> Request
Output every entry exactly, from the first line to the last.

=== Dataset content ===

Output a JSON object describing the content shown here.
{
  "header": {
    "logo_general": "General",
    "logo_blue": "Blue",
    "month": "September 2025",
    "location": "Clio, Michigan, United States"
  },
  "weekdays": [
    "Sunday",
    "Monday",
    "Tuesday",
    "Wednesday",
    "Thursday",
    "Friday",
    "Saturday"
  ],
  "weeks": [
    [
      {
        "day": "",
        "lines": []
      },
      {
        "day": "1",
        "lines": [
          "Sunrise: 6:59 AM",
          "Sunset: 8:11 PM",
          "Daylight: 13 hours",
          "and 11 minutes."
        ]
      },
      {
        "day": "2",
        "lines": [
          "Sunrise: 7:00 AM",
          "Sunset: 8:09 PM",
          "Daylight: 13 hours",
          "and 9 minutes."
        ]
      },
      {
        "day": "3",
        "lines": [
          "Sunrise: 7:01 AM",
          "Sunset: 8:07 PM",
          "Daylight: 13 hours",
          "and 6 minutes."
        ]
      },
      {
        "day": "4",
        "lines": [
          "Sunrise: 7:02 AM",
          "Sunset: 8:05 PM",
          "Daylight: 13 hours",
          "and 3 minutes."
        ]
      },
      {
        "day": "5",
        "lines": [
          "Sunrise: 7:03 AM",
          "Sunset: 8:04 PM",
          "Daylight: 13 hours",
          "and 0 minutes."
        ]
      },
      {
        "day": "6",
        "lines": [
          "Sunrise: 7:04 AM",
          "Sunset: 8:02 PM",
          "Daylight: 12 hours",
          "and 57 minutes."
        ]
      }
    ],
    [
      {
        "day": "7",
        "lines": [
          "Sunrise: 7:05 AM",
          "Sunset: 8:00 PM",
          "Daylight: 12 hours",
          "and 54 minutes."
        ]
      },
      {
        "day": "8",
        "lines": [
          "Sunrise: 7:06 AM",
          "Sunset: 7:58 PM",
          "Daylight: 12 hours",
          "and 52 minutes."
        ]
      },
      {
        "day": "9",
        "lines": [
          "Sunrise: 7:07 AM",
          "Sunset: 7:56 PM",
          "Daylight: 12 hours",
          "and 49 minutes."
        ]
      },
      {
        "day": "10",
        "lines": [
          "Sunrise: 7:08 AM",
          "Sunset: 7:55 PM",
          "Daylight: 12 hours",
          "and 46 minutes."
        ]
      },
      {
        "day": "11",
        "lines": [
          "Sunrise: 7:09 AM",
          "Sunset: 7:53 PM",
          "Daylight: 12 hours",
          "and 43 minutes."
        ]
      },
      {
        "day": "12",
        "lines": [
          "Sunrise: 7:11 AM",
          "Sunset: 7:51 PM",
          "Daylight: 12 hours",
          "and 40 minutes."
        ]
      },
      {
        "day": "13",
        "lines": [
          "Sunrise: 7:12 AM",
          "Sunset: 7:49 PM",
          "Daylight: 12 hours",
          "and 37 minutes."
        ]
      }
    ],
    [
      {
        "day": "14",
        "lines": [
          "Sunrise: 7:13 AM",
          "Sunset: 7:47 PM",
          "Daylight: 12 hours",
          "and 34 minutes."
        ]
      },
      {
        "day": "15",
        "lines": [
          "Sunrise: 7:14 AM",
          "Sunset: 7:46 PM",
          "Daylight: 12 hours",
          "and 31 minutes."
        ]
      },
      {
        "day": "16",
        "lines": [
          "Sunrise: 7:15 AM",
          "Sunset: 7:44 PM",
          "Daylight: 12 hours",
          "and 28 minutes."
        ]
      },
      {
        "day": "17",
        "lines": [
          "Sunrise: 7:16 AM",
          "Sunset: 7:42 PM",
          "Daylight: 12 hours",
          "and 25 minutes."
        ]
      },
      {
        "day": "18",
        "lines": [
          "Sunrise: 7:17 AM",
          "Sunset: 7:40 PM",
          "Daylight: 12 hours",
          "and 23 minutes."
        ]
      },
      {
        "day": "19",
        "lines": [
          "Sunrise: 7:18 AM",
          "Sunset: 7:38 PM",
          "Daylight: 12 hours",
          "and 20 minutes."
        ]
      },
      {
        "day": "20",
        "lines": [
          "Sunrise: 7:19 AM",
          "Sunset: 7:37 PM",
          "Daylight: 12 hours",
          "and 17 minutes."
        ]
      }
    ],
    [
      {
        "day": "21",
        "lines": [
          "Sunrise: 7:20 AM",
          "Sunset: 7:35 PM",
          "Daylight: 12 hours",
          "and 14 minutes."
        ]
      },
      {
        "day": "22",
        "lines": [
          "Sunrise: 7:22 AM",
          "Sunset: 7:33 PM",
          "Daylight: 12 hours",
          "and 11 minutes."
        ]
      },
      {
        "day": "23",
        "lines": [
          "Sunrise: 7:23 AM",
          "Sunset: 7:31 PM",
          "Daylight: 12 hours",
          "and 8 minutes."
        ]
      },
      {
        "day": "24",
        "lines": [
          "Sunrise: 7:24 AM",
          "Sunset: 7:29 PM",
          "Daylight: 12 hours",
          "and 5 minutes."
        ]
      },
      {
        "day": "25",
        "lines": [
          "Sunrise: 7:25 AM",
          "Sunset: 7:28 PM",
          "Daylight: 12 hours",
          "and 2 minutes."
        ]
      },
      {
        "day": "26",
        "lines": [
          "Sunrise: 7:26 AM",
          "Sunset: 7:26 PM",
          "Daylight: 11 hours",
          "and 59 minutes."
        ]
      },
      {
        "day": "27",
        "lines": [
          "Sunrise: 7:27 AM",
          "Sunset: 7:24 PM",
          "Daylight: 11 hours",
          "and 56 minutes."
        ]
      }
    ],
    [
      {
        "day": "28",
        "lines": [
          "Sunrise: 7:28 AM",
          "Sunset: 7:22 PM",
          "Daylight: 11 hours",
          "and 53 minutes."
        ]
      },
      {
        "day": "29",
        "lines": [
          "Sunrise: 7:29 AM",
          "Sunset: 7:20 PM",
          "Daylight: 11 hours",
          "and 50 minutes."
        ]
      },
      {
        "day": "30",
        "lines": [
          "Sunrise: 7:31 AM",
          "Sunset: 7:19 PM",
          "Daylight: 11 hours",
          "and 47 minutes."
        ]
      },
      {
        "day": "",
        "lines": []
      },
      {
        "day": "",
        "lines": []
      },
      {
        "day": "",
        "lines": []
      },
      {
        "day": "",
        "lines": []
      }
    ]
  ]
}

===

> Completed exercise
Output a JSON object describing the content shown here.
{
  "header": {
    "logo_general": "General",
    "logo_blue": "Blue",
    "month": "September 2025",
    "location": "Clio, Michigan, United States"
  },
  "weekdays": [
    "Sunday",
    "Monday",
    "Tuesday",
    "Wednesday",
    "Thursday",
    "Friday",
    "Saturday"
  ],
  "weeks": [
    [
      {
        "day": "",
        "lines": []
      },
      {
        "day": "1",
        "lines": [
          "Sunrise: 6:59 AM",
          "Sunset: 8:11 PM",
          "Daylight: 13 hours",
          "and 11 minutes."
        ]
      },
      {
        "day": "2",
        "lines": [
          "Sunrise: 7:00 AM",
          "Sunset: 8:09 PM",
          "Daylight: 13 hours",
          "and 9 minutes."
        ]
      },
      {
        "day": "3",
        "lines": [
          "Sunrise: 7:01 AM",
          "Sunset: 8:07 PM",
          "Daylight: 13 hours",
          "and 6 minutes."
        ]
      },
      {
        "day": "4",
        "lines": [
          "Sunrise: 7:02 AM",
          "Sunset: 8:05 PM",
          "Daylight: 13 hours",
          "and 3 minutes."
        ]
      },
      {
        "day": "5",
        "lines": [
          "Sunrise: 7:03 AM",
          "Sunset: 8:04 PM",
          "Daylight: 13 hours",
          "and 0 minutes."
        ]
      },
      {
        "day": "6",
        "lines": [
          "Sunrise: 7:04 AM",
          "Sunset: 8:02 PM",
          "Daylight: 12 hours",
          "and 57 minutes."
        ]
      }
    ],
    [
      {
        "day": "7",
        "lines": [
          "Sunrise: 7:05 AM",
          "Sunset: 8:00 PM",
          "Daylight: 12 hours",
          "and 54 minutes."
        ]
      },
      {
        "day": "8",
        "lines": [
          "Sunrise: 7:06 AM",
          "Sunset: 7:58 PM",
          "Daylight: 12 hours",
          "and 52 minutes."
        ]
      },
      {
        "day": "9",
        "lines": [
          "Sunrise: 7:07 AM",
          "Sunset: 7:56 PM",
          "Daylight: 12 hours",
          "and 49 minutes."
        ]
      },
      {
        "day": "10",
        "lines": [
          "Sunrise: 7:08 AM",
          "Sunset: 7:55 PM",
          "Daylight: 12 hours",
          "and 46 minutes."
        ]
      },
      {
        "day": "11",
        "lines": [
          "Sunrise: 7:09 AM",
          "Sunset: 7:53 PM",
          "Daylight: 12 hours",
          "and 43 minutes."
        ]
      },
      {
        "day": "12",
        "lines": [
          "Sunrise: 7:11 AM",
          "Sunset: 7:51 PM",
          "Daylight: 12 hours",
          "and 40 minutes."
        ]
      },
      {
        "day": "13",
        "lines": [
          "Sunrise: 7:12 AM",
          "Sunset: 7:49 PM",
          "Daylight: 12 hours",
          "and 37 minutes."
        ]
      }
    ],
    [
      {
        "day": "14",
        "lines": [
          "Sunrise: 7:13 AM",
          "Sunset: 7:47 PM",
          "Daylight: 12 hours",
          "and 34 minutes."
        ]
      },
      {
        "day": "15",
        "lines": [
          "Sunrise: 7:14 AM",
          "Sunset: 7:46 PM",
          "Daylight: 12 hours",
          "and 31 minutes."
        ]
      },
      {
        "day": "16",
        "lines": [
          "Sunrise: 7:15 AM",
          "Sunset: 7:44 PM",
          "Daylight: 12 hours",
          "and 28 minutes."
        ]
      },
      {
        "day": "17",
        "lines": [
          "Sunrise: 7:16 AM",
          "Sunset: 7:42 PM",
          "Daylight: 12 hours",
          "and 25 minutes."
        ]
      },
      {
        "day": "18",
        "lines": [
          "Sunrise: 7:17 AM",
          "Sunset: 7:40 PM",
          "Daylight: 12 hours",
          "and 23 minutes."
        ]
      },
      {
        "day": "19",
        "lines": [
          "Sunrise: 7:18 AM",
          "Sunset: 7:38 PM",
          "Daylight: 12 hours",
          "and 20 minutes."
        ]
      },
      {
        "day": "20",
        "lines": [
          "Sunrise: 7:19 AM",
          "Sunset: 7:37 PM",
          "Daylight: 12 hours",
          "and 17 minutes."
        ]
      }
    ],
    [
      {
        "day": "21",
        "lines": [
          "Sunrise: 7:20 AM",
          "Sunset: 7:35 PM",
          "Daylight: 12 hours",
          "and 14 minutes."
        ]
      },
      {
        "day": "22",
        "lines": [
          "Sunrise: 7:22 AM",
          "Sunset: 7:33 PM",
          "Daylight: 12 hours",
          "and 11 minutes."
        ]
      },
      {
        "day": "23",
        "lines": [
          "Sunrise: 7:23 AM",
          "Sunset: 7:31 PM",
          "Daylight: 12 hours",
          "and 8 minutes."
        ]
      },
      {
        "day": "24",
        "lines": [
          "Sunrise: 7:24 AM",
          "Sunset: 7:29 PM",
          "Daylight: 12 hours",
          "and 5 minutes."
        ]
      },
      {
        "day": "25",
        "lines": [
          "Sunrise: 7:25 AM",
          "Sunset: 7:28 PM",
          "Daylight: 12 hours",
          "and 2 minutes."
        ]
      },
      {
        "day": "26",
        "lines": [
          "Sunrise: 7:26 AM",
          "Sunset: 7:26 PM",
          "Daylight: 11 hours",
          "and 59 minutes."
        ]
      },
      {
        "day": "27",
        "lines": [
          "Sunrise: 7:27 AM",
          "Sunset: 7:24 PM",
          "Daylight: 11 hours",
          "and 56 minutes."
        ]
      }
    ],
    [
      {
        "day": "28",
        "lines": [
          "Sunrise: 7:28 AM",
          "Sunset: 7:22 PM",
          "Daylight: 11 hours",
          "and 53 minutes."
        ]
      },
      {
        "day": "29",
        "lines": [
          "Sunrise: 7:29 AM",
          "Sunset: 7:20 PM",
          "Daylight: 11 hours",
          "and 50 minutes."
        ]
      },
      {
        "day": "30",
        "lines": [
          "Sunrise: 7:31 AM",
          "Sunset: 7:19 PM",
          "Daylight: 11 hours",
          "and 47 minutes."
        ]
      },
      {
        "day": "",
        "lines": []
      },
      {
        "day": "",
        "lines": []
      },
      {
        "day": "",
        "lines": []
      },
      {
        "day": "",
        "lines": []
      }
    ]
  ]
}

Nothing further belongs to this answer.